Location
- 141 Greenwave Circle Clintwood, Virginia 24228 United States
- 37°8′54″N 82°27′35″W﻿ / ﻿37.14833°N 82.45972°W

Information
- School type: Public, high school
- Founded: 1918
- Closed: 2015
- School district: Dickenson County Schools
- Superintendent: Haydee Robinson
- Principal: Rodney Compton
- Grades: 9-12
- Enrollment: 320 (2012)
- Language: English
- Colors: Green, white, and gold
- Athletics conference: A Cumberland District Region D
- Mascot: Greenwave
- Rival: Haysi High School
- Newspaper: The Rolling Wave Newsletter
- Website: CHS Official Website

= Clintwood High School =

Clintwood High School was one of three high schools in Dickenson County, Virginia, United States. It was located in Clintwood, the county seat of Dickenson County. It combined with Haysi High School in the 2015–2016 school year to form Ridgeview High School.

==Athletics==

===Football===
Clintwood won four state championships in football, three under legendary former head coach Ralph Cummins (1974, 1975, 1978) and one under Rick Mullins (2011). Clintwood played at Ralph Cummins Stadium. Coach Cummins was the head coach of the Clintwood Football team for 35 years; his teams won 271 games, going undefeated in the regular season 10 times. Coach Cummins is a member of the VHSL Hall of Fame.

▶ RAW DATA
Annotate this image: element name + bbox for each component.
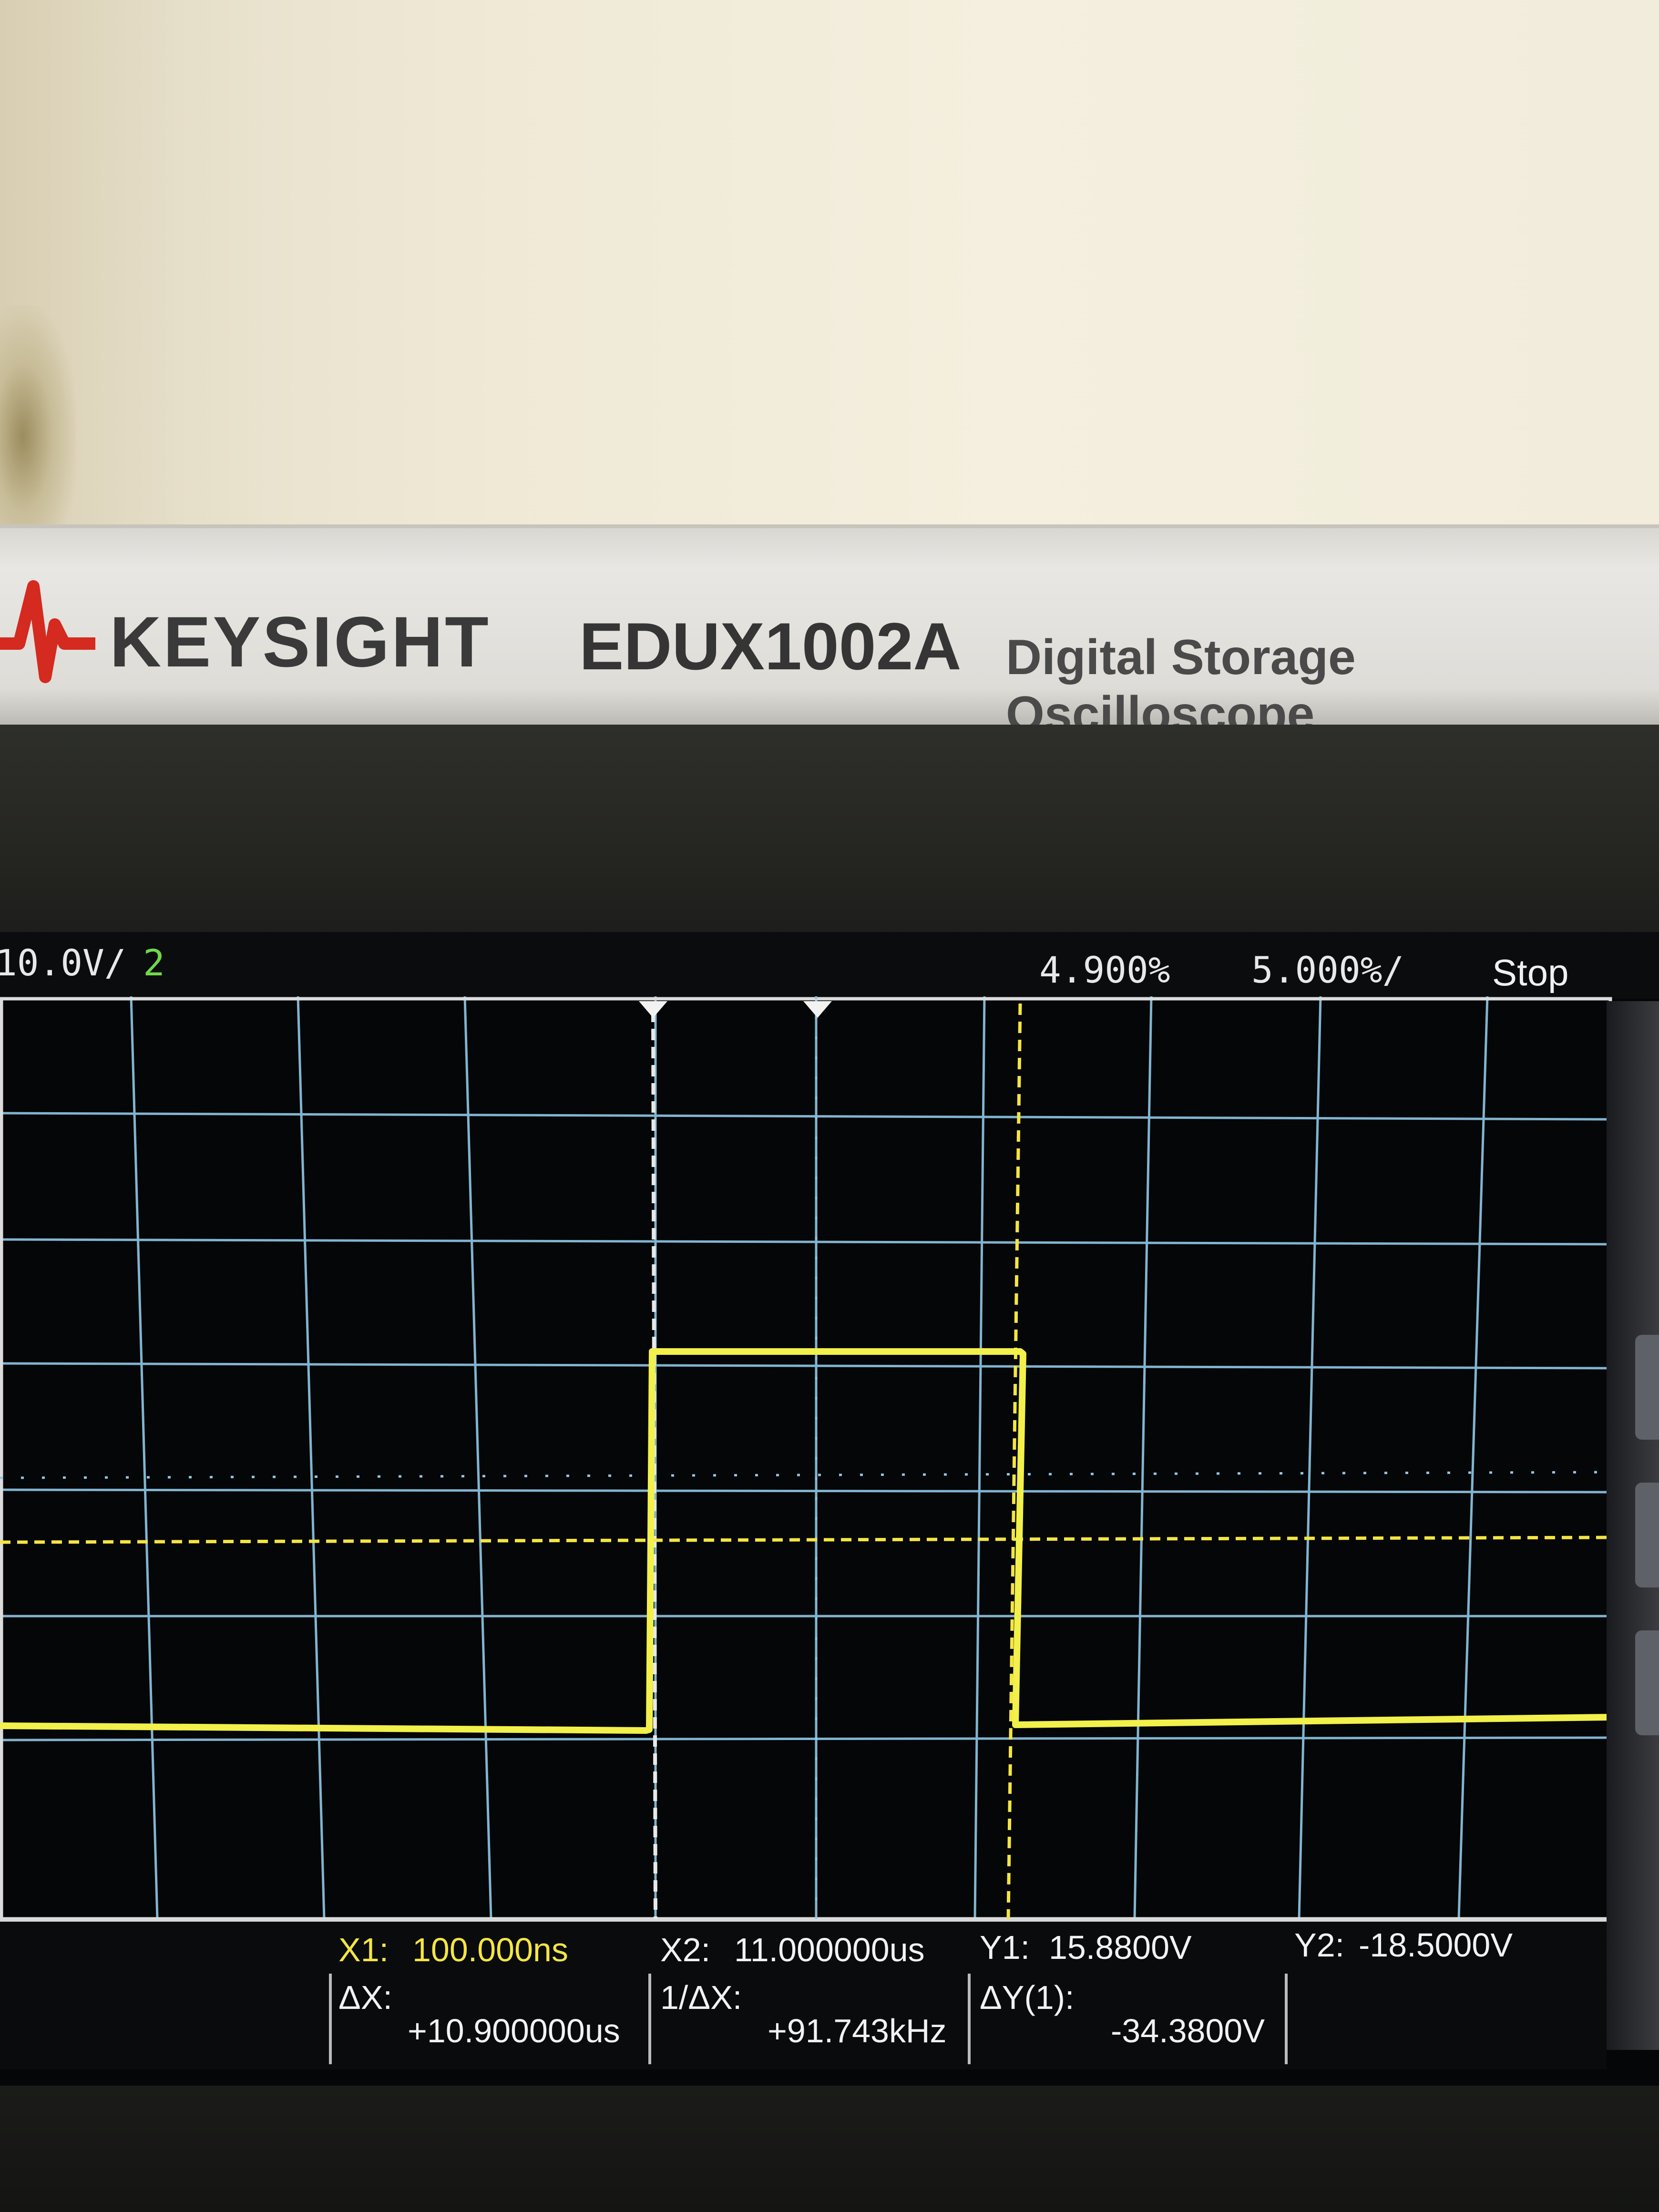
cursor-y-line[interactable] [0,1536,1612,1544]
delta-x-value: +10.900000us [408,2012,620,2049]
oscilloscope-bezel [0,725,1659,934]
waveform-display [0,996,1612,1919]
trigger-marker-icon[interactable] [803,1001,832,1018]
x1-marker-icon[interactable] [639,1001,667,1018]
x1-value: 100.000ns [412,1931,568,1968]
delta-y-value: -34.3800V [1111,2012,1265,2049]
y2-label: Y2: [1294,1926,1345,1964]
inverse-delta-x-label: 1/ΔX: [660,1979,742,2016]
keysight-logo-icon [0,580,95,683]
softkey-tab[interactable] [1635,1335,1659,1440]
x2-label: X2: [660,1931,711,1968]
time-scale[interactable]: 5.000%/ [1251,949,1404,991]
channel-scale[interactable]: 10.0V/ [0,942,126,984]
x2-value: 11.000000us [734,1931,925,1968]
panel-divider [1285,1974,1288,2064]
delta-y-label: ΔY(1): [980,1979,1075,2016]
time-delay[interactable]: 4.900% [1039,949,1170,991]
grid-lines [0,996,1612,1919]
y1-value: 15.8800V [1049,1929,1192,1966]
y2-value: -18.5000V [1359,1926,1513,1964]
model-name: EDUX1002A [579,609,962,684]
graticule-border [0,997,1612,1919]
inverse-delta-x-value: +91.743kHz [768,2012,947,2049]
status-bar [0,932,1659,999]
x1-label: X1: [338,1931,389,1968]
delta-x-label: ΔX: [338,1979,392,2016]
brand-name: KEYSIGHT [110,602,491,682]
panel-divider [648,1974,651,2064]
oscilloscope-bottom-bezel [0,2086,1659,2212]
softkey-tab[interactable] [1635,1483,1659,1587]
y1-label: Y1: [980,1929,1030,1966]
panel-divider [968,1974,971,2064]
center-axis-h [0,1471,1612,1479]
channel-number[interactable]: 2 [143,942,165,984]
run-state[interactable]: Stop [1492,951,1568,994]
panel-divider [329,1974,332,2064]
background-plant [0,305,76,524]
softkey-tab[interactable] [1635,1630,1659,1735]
* * *
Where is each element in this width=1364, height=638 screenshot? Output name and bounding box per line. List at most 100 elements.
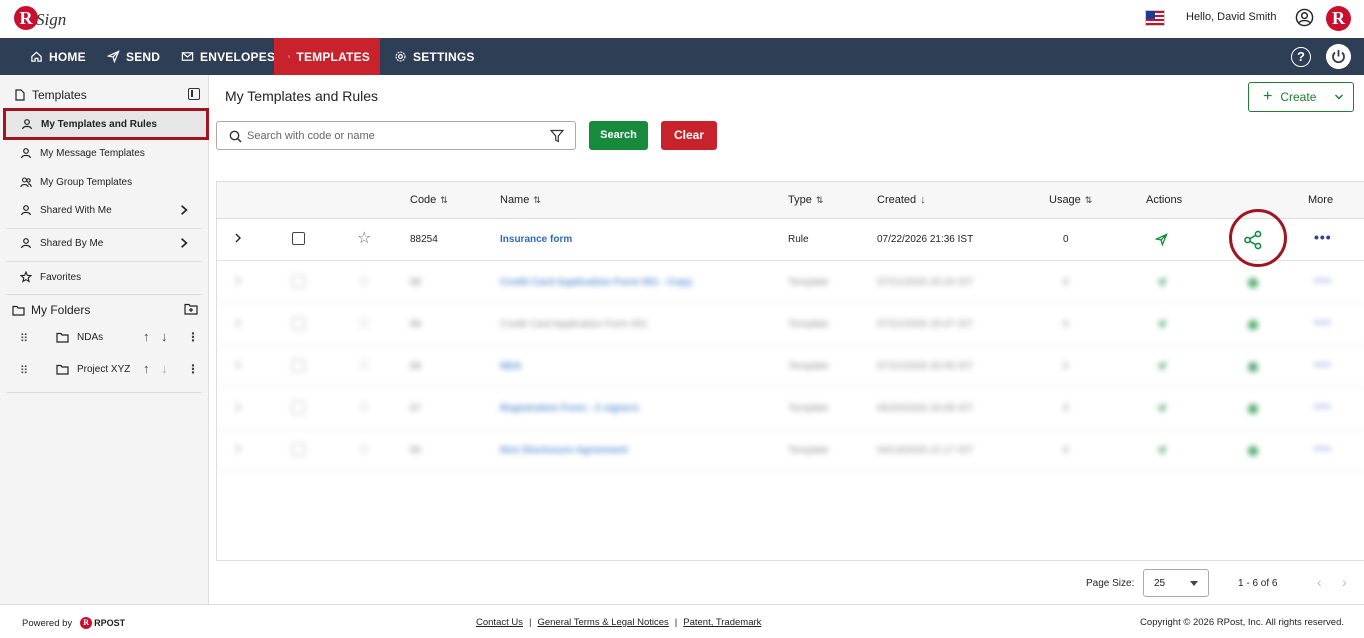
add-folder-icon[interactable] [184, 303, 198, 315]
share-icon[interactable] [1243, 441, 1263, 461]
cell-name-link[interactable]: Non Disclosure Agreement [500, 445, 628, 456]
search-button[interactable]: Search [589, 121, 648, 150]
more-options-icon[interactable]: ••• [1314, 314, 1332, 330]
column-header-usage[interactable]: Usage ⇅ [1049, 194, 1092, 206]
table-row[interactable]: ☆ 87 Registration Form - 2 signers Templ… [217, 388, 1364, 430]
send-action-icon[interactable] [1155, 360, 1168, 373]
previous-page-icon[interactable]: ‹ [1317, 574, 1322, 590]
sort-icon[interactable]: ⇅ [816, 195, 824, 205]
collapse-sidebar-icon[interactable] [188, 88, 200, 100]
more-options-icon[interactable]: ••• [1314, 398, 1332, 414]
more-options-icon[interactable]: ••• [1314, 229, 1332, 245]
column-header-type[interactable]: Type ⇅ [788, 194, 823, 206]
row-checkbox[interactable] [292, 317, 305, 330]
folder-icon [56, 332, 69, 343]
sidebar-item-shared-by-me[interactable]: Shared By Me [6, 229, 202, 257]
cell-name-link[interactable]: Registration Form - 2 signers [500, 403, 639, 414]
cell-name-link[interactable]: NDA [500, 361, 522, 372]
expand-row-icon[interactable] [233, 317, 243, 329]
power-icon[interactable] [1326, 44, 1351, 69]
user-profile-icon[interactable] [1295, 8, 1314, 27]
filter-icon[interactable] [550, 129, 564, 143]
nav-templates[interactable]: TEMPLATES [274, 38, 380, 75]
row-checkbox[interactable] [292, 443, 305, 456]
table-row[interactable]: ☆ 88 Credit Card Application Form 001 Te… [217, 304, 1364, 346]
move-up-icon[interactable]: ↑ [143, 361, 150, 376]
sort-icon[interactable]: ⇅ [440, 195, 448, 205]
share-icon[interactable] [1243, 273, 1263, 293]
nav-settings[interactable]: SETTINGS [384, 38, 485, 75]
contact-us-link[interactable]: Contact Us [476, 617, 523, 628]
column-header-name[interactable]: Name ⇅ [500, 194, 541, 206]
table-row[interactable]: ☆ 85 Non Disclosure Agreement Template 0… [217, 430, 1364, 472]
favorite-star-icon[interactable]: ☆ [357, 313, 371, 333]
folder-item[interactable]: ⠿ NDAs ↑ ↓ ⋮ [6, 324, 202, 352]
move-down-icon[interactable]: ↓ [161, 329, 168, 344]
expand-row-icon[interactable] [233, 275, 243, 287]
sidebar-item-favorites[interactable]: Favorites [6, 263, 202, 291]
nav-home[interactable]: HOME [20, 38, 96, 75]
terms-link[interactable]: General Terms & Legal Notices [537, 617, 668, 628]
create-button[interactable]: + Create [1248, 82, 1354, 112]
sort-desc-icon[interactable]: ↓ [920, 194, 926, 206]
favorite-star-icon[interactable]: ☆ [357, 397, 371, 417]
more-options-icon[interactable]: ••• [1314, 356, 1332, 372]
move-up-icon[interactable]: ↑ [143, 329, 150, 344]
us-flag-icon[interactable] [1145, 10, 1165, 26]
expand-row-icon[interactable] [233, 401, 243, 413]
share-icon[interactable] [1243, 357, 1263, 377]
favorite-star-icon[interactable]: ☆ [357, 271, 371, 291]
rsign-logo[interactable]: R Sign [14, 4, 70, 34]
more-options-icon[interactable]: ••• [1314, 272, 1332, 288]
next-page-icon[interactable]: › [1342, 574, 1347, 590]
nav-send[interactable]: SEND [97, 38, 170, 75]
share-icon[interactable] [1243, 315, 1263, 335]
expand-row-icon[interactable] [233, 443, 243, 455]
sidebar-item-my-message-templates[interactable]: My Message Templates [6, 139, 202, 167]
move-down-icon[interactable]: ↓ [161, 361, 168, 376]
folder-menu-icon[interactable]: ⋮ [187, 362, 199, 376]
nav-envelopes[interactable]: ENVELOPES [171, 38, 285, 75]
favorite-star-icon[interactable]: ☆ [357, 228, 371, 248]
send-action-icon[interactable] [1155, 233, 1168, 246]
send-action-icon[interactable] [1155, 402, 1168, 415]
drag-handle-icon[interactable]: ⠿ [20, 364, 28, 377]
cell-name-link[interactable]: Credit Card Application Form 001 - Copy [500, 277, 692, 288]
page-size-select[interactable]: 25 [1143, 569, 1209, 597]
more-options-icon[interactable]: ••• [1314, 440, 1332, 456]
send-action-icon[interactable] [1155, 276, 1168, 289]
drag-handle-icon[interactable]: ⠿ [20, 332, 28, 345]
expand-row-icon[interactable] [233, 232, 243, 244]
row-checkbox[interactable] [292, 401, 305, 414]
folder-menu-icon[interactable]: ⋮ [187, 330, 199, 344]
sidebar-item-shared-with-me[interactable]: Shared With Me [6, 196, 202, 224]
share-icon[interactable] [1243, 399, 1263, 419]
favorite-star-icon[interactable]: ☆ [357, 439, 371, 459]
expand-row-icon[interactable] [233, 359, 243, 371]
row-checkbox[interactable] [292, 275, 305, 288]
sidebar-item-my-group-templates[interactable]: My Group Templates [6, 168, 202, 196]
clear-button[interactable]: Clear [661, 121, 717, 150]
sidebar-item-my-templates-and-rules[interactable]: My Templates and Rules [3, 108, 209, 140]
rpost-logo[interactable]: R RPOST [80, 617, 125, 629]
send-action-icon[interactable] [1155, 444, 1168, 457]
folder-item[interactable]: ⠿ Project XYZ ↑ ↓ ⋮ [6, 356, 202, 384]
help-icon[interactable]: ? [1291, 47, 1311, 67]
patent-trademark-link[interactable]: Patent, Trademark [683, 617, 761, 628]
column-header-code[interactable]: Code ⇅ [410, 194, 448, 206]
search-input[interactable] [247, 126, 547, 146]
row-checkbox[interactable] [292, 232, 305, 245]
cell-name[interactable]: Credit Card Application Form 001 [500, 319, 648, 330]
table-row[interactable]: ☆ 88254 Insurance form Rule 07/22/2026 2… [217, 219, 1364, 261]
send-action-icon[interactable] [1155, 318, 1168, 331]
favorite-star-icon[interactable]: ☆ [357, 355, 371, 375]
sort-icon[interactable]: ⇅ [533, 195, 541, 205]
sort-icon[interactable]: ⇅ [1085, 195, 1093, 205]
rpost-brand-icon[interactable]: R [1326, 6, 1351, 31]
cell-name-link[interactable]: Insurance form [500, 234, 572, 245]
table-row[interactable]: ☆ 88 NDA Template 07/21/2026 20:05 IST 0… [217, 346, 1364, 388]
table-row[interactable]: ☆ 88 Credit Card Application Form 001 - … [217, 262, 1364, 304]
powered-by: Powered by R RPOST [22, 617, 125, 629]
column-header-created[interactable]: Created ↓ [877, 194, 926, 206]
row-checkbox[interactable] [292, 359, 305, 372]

▶ SET TASK A
Rewrite everything in the Clintwood High School text from "- Language: English" down to "Ridgeview High School.", changing "Greenwave" to "Green Wave".
▶ SET TASK B
Answer these questions using the Clintwood High School text:
(i) In what year was the school founded?
(ii) For how many years was Ralph Cummins head coach of the Clintwood football team?
(iii) Which school was formed when Clintwood combined with Haysi High School?

▶ TASK RESULT A
- Language: English
- Colors: Green, white, and gold
- Athletics conference: A Cumberland District Region D
- Mascot: Green Wave
- Rival: Haysi High School
- Newspaper: The Rolling Wave Newsletter
- Website: CHS Official Website

= Clintwood High School =

Clintwood High School was one of three high schools in Dickenson County, Virginia, United States. It was located in Clintwood, the county seat of Dickenson County. It combined with Haysi High School in the 2015–2016 school year to form Ridgeview High School.

▶ TASK RESULT B
(i) 1918
(ii) 35 years
(iii) Ridgeview High School